RECORD EXCERPTS:
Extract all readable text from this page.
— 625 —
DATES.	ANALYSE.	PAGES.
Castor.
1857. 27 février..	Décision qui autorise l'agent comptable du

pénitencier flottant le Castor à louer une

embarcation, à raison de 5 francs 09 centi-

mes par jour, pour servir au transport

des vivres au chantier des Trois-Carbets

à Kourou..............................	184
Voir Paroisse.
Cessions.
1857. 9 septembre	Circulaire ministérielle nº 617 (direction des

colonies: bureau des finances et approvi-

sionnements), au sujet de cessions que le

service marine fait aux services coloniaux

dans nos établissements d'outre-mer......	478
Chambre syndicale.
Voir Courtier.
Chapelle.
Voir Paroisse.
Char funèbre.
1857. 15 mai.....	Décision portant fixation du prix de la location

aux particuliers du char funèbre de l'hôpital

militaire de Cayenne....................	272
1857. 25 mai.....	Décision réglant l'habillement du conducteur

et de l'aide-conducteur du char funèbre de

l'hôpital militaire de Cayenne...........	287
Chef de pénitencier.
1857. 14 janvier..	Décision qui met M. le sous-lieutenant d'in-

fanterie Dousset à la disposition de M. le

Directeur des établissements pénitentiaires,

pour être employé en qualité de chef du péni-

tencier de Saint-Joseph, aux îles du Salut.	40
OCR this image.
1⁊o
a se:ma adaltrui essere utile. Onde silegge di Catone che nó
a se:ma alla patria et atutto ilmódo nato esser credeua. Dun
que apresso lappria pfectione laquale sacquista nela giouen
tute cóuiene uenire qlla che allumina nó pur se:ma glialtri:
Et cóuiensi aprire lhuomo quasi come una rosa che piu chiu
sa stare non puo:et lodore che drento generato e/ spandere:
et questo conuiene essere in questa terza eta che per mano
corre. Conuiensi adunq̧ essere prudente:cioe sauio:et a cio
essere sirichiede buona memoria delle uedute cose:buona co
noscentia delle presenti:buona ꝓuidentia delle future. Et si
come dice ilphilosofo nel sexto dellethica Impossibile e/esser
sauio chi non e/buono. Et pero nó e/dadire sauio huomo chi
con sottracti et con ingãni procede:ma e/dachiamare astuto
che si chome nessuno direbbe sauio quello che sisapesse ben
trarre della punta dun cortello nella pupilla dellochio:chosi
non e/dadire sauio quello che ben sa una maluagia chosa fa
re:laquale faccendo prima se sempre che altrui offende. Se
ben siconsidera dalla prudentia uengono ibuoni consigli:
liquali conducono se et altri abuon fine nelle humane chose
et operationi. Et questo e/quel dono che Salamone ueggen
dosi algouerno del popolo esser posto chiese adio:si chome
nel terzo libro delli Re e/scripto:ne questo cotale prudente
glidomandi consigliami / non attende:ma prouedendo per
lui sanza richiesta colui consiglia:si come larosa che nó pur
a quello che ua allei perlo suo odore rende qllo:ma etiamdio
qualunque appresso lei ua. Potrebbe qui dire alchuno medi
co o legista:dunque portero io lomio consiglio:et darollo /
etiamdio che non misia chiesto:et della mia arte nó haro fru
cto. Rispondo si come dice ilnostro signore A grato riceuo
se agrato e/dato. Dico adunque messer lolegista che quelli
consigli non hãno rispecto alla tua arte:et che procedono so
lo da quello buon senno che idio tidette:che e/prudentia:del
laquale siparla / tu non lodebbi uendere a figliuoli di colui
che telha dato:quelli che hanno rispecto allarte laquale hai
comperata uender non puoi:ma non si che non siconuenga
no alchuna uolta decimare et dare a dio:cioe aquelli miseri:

YOUR OBJECTIVE: Transcribe every entry exactly.

OUTPUT OF THE TASK:
Extract all readable text from this page.
— 625 —
DATES.	ANALYSE.	PAGES.
Castor.
1857. 27 février..	Décision qui autorise l'agent comptable du

pénitencier flottant le Castor à louer une

embarcation, à raison de 5 francs 09 centi-

mes par jour, pour servir au transport

des vivres au chantier des Trois-Carbets

à Kourou..............................	184
Voir Paroisse.
Cessions.
1857. 9 septembre	Circulaire ministérielle nº 617 (direction des

colonies: bureau des finances et approvi-

sionnements), au sujet de cessions que le

service marine fait aux services coloniaux

dans nos établissements d'outre-mer......	478
Chambre syndicale.
Voir Courtier.
Chapelle.
Voir Paroisse.
Char funèbre.
1857. 15 mai.....	Décision portant fixation du prix de la location

aux particuliers du char funèbre de l'hôpital

militaire de Cayenne....................	272
1857. 25 mai.....	Décision réglant l'habillement du conducteur

et de l'aide-conducteur du char funèbre de

l'hôpital militaire de Cayenne...........	287
Chef de pénitencier.
1857. 14 janvier..	Décision qui met M. le sous-lieutenant d'in-

fanterie Dousset à la disposition de M. le

Directeur des établissements pénitentiaires,

pour être employé en qualité de chef du péni-

tencier de Saint-Joseph, aux îles du Salut.	40
OCR this image.
1⁊o
a se:ma adaltrui essere utile. Onde silegge di Catone che nó
a se:ma alla patria et atutto ilmódo nato esser credeua. Dun
que apresso lappria pfectione laquale sacquista nela giouen
tute cóuiene uenire qlla che allumina nó pur se:ma glialtri:
Et cóuiensi aprire lhuomo quasi come una rosa che piu chiu
sa stare non puo:et lodore che drento generato e/ spandere:
et questo conuiene essere in questa terza eta che per mano
corre. Conuiensi adunq̧ essere prudente:cioe sauio:et a cio
essere sirichiede buona memoria delle uedute cose:buona co
noscentia delle presenti:buona ꝓuidentia delle future. Et si
come dice ilphilosofo nel sexto dellethica Impossibile e/esser
sauio chi non e/buono. Et pero nó e/dadire sauio huomo chi
con sottracti et con ingãni procede:ma e/dachiamare astuto
che si chome nessuno direbbe sauio quello che sisapesse ben
trarre della punta dun cortello nella pupilla dellochio:chosi
non e/dadire sauio quello che ben sa una maluagia chosa fa
re:laquale faccendo prima se sempre che altrui offende. Se
ben siconsidera dalla prudentia uengono ibuoni consigli:
liquali conducono se et altri abuon fine nelle humane chose
et operationi. Et questo e/quel dono che Salamone ueggen
dosi algouerno del popolo esser posto chiese adio:si chome
nel terzo libro delli Re e/scripto:ne questo cotale prudente
glidomandi consigliami / non attende:ma prouedendo per
lui sanza richiesta colui consiglia:si come larosa che nó pur
a quello che ua allei perlo suo odore rende qllo:ma etiamdio
qualunque appresso lei ua. Potrebbe qui dire alchuno medi
co o legista:dunque portero io lomio consiglio:et darollo /
etiamdio che non misia chiesto:et della mia arte nó haro fru
cto. Rispondo si come dice ilnostro signore A grato riceuo
se agrato e/dato. Dico adunque messer lolegista che quelli
consigli non hãno rispecto alla tua arte:et che procedono so
lo da quello buon senno che idio tidette:che e/prudentia:del
laquale siparla / tu non lodebbi uendere a figliuoli di colui
che telha dato:quelli che hanno rispecto allarte laquale hai
comperata uender non puoi:ma non si che non siconuenga
no alchuna uolta decimare et dare a dio:cioe aquelli miseri:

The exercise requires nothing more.